> What you need to do
Your task is to print all of the material verbatim.

(Saved entries)

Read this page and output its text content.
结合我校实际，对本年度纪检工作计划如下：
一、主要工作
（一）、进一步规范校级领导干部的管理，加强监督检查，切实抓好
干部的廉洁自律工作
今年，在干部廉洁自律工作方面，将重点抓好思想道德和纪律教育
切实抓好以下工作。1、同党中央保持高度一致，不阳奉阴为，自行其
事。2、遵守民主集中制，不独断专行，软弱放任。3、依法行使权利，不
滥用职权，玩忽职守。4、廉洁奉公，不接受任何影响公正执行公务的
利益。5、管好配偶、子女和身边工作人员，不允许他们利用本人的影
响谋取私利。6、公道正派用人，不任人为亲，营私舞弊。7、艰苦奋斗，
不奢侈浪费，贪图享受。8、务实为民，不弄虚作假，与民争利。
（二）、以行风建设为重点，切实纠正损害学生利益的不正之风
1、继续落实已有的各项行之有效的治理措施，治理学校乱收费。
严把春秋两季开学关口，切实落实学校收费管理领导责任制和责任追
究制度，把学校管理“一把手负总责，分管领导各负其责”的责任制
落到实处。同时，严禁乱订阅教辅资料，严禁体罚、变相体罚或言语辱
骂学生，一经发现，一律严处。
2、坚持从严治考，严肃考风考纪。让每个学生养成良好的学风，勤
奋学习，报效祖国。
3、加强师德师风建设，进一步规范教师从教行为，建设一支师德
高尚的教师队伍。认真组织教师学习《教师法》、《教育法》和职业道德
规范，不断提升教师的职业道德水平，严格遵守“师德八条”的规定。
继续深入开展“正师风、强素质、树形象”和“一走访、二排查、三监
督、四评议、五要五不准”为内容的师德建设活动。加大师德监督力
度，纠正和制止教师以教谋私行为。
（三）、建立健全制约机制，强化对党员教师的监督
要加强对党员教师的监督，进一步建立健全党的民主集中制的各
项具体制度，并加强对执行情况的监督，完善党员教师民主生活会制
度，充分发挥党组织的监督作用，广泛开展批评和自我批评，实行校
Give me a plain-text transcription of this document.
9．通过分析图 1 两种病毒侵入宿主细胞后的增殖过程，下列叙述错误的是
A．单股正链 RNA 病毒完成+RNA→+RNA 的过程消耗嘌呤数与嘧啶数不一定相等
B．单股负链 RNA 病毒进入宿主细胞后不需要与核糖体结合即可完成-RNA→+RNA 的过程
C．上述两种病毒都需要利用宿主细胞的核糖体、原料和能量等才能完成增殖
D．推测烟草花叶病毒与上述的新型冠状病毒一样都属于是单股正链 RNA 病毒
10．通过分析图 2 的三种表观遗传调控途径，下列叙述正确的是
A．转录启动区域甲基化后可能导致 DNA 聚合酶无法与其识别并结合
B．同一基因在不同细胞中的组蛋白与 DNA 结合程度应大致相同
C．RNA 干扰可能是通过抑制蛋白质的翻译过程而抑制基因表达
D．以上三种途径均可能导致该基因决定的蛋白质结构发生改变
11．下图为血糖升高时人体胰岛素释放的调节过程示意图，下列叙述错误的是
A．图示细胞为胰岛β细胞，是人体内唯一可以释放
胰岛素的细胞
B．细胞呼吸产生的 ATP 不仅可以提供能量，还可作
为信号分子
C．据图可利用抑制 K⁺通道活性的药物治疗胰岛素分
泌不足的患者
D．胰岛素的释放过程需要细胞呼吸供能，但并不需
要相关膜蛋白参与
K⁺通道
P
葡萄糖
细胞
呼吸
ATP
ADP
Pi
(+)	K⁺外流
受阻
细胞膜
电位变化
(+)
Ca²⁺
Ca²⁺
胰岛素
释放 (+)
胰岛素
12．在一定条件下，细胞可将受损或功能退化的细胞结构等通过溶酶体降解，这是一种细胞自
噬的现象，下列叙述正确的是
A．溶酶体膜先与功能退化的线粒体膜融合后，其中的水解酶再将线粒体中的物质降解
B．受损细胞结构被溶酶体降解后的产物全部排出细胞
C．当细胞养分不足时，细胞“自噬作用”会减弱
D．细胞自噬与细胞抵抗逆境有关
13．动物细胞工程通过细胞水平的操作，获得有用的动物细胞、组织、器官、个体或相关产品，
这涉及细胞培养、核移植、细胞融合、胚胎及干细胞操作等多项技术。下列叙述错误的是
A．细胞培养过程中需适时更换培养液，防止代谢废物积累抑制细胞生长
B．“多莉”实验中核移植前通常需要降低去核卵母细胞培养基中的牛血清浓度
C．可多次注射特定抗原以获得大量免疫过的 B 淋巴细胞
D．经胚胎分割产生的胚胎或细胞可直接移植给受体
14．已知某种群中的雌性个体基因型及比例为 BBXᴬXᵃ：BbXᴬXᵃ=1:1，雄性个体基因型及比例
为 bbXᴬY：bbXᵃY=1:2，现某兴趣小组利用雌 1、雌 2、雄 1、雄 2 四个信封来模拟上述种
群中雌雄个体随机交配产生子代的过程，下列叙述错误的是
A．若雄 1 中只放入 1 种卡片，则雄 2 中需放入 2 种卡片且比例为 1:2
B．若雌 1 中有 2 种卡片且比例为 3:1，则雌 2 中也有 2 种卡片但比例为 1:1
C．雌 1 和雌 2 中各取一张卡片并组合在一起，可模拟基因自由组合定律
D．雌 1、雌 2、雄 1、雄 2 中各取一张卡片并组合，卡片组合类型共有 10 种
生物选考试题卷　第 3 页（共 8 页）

> Finished answer
Read this page and output its text content.
结合我校实际，对本年度纪检工作计划如下：
一、主要工作
（一）、进一步规范校级领导干部的管理，加强监督检查，切实抓好
干部的廉洁自律工作
今年，在干部廉洁自律工作方面，将重点抓好思想道德和纪律教育
切实抓好以下工作。1、同党中央保持高度一致，不阳奉阴为，自行其
事。2、遵守民主集中制，不独断专行，软弱放任。3、依法行使权利，不
滥用职权，玩忽职守。4、廉洁奉公，不接受任何影响公正执行公务的
利益。5、管好配偶、子女和身边工作人员，不允许他们利用本人的影
响谋取私利。6、公道正派用人，不任人为亲，营私舞弊。7、艰苦奋斗，
不奢侈浪费，贪图享受。8、务实为民，不弄虚作假，与民争利。
（二）、以行风建设为重点，切实纠正损害学生利益的不正之风
1、继续落实已有的各项行之有效的治理措施，治理学校乱收费。
严把春秋两季开学关口，切实落实学校收费管理领导责任制和责任追
究制度，把学校管理“一把手负总责，分管领导各负其责”的责任制
落到实处。同时，严禁乱订阅教辅资料，严禁体罚、变相体罚或言语辱
骂学生，一经发现，一律严处。
2、坚持从严治考，严肃考风考纪。让每个学生养成良好的学风，勤
奋学习，报效祖国。
3、加强师德师风建设，进一步规范教师从教行为，建设一支师德
高尚的教师队伍。认真组织教师学习《教师法》、《教育法》和职业道德
规范，不断提升教师的职业道德水平，严格遵守“师德八条”的规定。
继续深入开展“正师风、强素质、树形象”和“一走访、二排查、三监
督、四评议、五要五不准”为内容的师德建设活动。加大师德监督力
度，纠正和制止教师以教谋私行为。
（三）、建立健全制约机制，强化对党员教师的监督
要加强对党员教师的监督，进一步建立健全党的民主集中制的各
项具体制度，并加强对执行情况的监督，完善党员教师民主生活会制
度，充分发挥党组织的监督作用，广泛开展批评和自我批评，实行校
Give me a plain-text transcription of this document.
9．通过分析图 1 两种病毒侵入宿主细胞后的增殖过程，下列叙述错误的是
A．单股正链 RNA 病毒完成+RNA→+RNA 的过程消耗嘌呤数与嘧啶数不一定相等
B．单股负链 RNA 病毒进入宿主细胞后不需要与核糖体结合即可完成-RNA→+RNA 的过程
C．上述两种病毒都需要利用宿主细胞的核糖体、原料和能量等才能完成增殖
D．推测烟草花叶病毒与上述的新型冠状病毒一样都属于是单股正链 RNA 病毒
10．通过分析图 2 的三种表观遗传调控途径，下列叙述正确的是
A．转录启动区域甲基化后可能导致 DNA 聚合酶无法与其识别并结合
B．同一基因在不同细胞中的组蛋白与 DNA 结合程度应大致相同
C．RNA 干扰可能是通过抑制蛋白质的翻译过程而抑制基因表达
D．以上三种途径均可能导致该基因决定的蛋白质结构发生改变
11．下图为血糖升高时人体胰岛素释放的调节过程示意图，下列叙述错误的是
A．图示细胞为胰岛β细胞，是人体内唯一可以释放
胰岛素的细胞
B．细胞呼吸产生的 ATP 不仅可以提供能量，还可作
为信号分子
C．据图可利用抑制 K⁺通道活性的药物治疗胰岛素分
泌不足的患者
D．胰岛素的释放过程需要细胞呼吸供能，但并不需
要相关膜蛋白参与
K⁺通道
P
葡萄糖
细胞
呼吸
ATP
ADP
Pi
(+)	K⁺外流
受阻
细胞膜
电位变化
(+)
Ca²⁺
Ca²⁺
胰岛素
释放 (+)
胰岛素
12．在一定条件下，细胞可将受损或功能退化的细胞结构等通过溶酶体降解，这是一种细胞自
噬的现象，下列叙述正确的是
A．溶酶体膜先与功能退化的线粒体膜融合后，其中的水解酶再将线粒体中的物质降解
B．受损细胞结构被溶酶体降解后的产物全部排出细胞
C．当细胞养分不足时，细胞“自噬作用”会减弱
D．细胞自噬与细胞抵抗逆境有关
13．动物细胞工程通过细胞水平的操作，获得有用的动物细胞、组织、器官、个体或相关产品，
这涉及细胞培养、核移植、细胞融合、胚胎及干细胞操作等多项技术。下列叙述错误的是
A．细胞培养过程中需适时更换培养液，防止代谢废物积累抑制细胞生长
B．“多莉”实验中核移植前通常需要降低去核卵母细胞培养基中的牛血清浓度
C．可多次注射特定抗原以获得大量免疫过的 B 淋巴细胞
D．经胚胎分割产生的胚胎或细胞可直接移植给受体
14．已知某种群中的雌性个体基因型及比例为 BBXᴬXᵃ：BbXᴬXᵃ=1:1，雄性个体基因型及比例
为 bbXᴬY：bbXᵃY=1:2，现某兴趣小组利用雌 1、雌 2、雄 1、雄 2 四个信封来模拟上述种
群中雌雄个体随机交配产生子代的过程，下列叙述错误的是
A．若雄 1 中只放入 1 种卡片，则雄 2 中需放入 2 种卡片且比例为 1:2
B．若雌 1 中有 2 种卡片且比例为 3:1，则雌 2 中也有 2 种卡片但比例为 1:1
C．雌 1 和雌 2 中各取一张卡片并组合在一起，可模拟基因自由组合定律
D．雌 1、雌 2、雄 1、雄 2 中各取一张卡片并组合，卡片组合类型共有 10 种
生物选考试题卷　第 3 页（共 8 页）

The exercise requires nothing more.